Exercise details — Repeat each record exactly. Any picture gets left out.

Records for the exercise —
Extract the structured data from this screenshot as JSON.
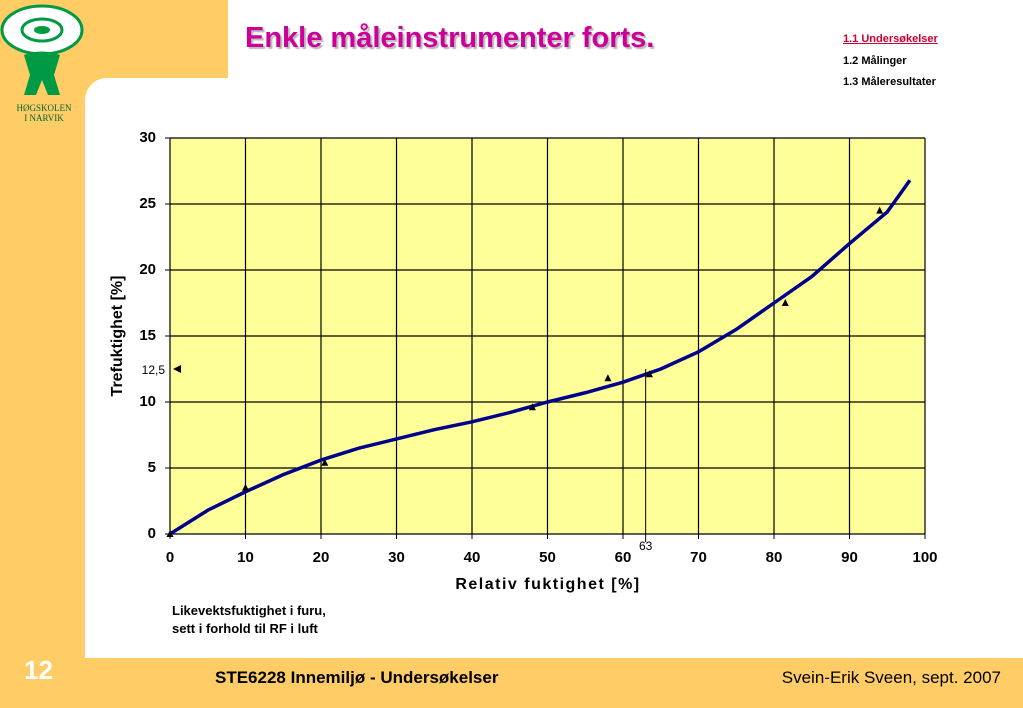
{
  "slide": {
    "title": "Enkle måleinstrumenter forts.",
    "menu": [
      "1.1 Undersøkelser",
      "1.2 Målinger",
      "1.3 Måleresultater"
    ],
    "logo_lines": [
      "HØGSKOLEN",
      "I NARVIK"
    ],
    "caption": [
      "Likevektsfuktighet i furu,",
      "sett i forhold til RF i luft"
    ],
    "number": "12",
    "footer_left": "STE6228 Innemiljø - Undersøkelser",
    "footer_right": "Svein-Erik Sveen, sept. 2007"
  },
  "chart_data": {
    "type": "line",
    "x_label": "Relativ fuktighet [%]",
    "y_label": "Trefuktighet [%]",
    "x": [
      0,
      5,
      10,
      15,
      20,
      25,
      30,
      35,
      40,
      45,
      50,
      55,
      60,
      65,
      70,
      75,
      80,
      85,
      90,
      95,
      98
    ],
    "series": [
      {
        "color": "#00008b",
        "values": [
          0,
          1.8,
          3.2,
          4.5,
          5.6,
          6.5,
          7.2,
          7.9,
          8.5,
          9.2,
          10,
          10.7,
          11.5,
          12.5,
          13.8,
          15.5,
          17.5,
          19.5,
          22,
          24.4,
          26.8
        ]
      }
    ],
    "points": {
      "color": "#000000",
      "x": [
        0,
        10,
        20.5,
        48,
        58,
        63.5,
        81.5,
        94
      ],
      "y": [
        0,
        3.5,
        5.4,
        9.6,
        11.8,
        12.1,
        17.5,
        24.5
      ]
    },
    "y_marker": {
      "value": 12.5,
      "label": "12,5"
    },
    "x_marker": 63,
    "xlim": [
      0,
      100
    ],
    "xticks": [
      0,
      10,
      20,
      30,
      40,
      50,
      60,
      70,
      80,
      90,
      100
    ],
    "ylim": [
      0,
      30
    ],
    "yticks": [
      0,
      5,
      10,
      15,
      20,
      25,
      30
    ],
    "grid": true,
    "plot_background": "#ffff99"
  }
}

Result of the exercise —
Extract the structured data from this screenshot as JSON.
{
  "slide": {
    "title": "Enkle måleinstrumenter forts.",
    "menu": [
      "1.1 Undersøkelser",
      "1.2 Målinger",
      "1.3 Måleresultater"
    ],
    "logo_lines": [
      "HØGSKOLEN",
      "I NARVIK"
    ],
    "caption": [
      "Likevektsfuktighet i furu,",
      "sett i forhold til RF i luft"
    ],
    "number": "12",
    "footer_left": "STE6228 Innemiljø - Undersøkelser",
    "footer_right": "Svein-Erik Sveen, sept. 2007"
  },
  "chart_data": {
    "type": "line",
    "x_label": "Relativ fuktighet [%]",
    "y_label": "Trefuktighet [%]",
    "x": [
      0,
      5,
      10,
      15,
      20,
      25,
      30,
      35,
      40,
      45,
      50,
      55,
      60,
      65,
      70,
      75,
      80,
      85,
      90,
      95,
      98
    ],
    "series": [
      {
        "color": "#00008b",
        "values": [
          0,
          1.8,
          3.2,
          4.5,
          5.6,
          6.5,
          7.2,
          7.9,
          8.5,
          9.2,
          10,
          10.7,
          11.5,
          12.5,
          13.8,
          15.5,
          17.5,
          19.5,
          22,
          24.4,
          26.8
        ]
      }
    ],
    "points": {
      "color": "#000000",
      "x": [
        0,
        10,
        20.5,
        48,
        58,
        63.5,
        81.5,
        94
      ],
      "y": [
        0,
        3.5,
        5.4,
        9.6,
        11.8,
        12.1,
        17.5,
        24.5
      ]
    },
    "y_marker": {
      "value": 12.5,
      "label": "12,5"
    },
    "x_marker": 63,
    "xlim": [
      0,
      100
    ],
    "xticks": [
      0,
      10,
      20,
      30,
      40,
      50,
      60,
      70,
      80,
      90,
      100
    ],
    "ylim": [
      0,
      30
    ],
    "yticks": [
      0,
      5,
      10,
      15,
      20,
      25,
      30
    ],
    "grid": true,
    "plot_background": "#ffff99"
  }
}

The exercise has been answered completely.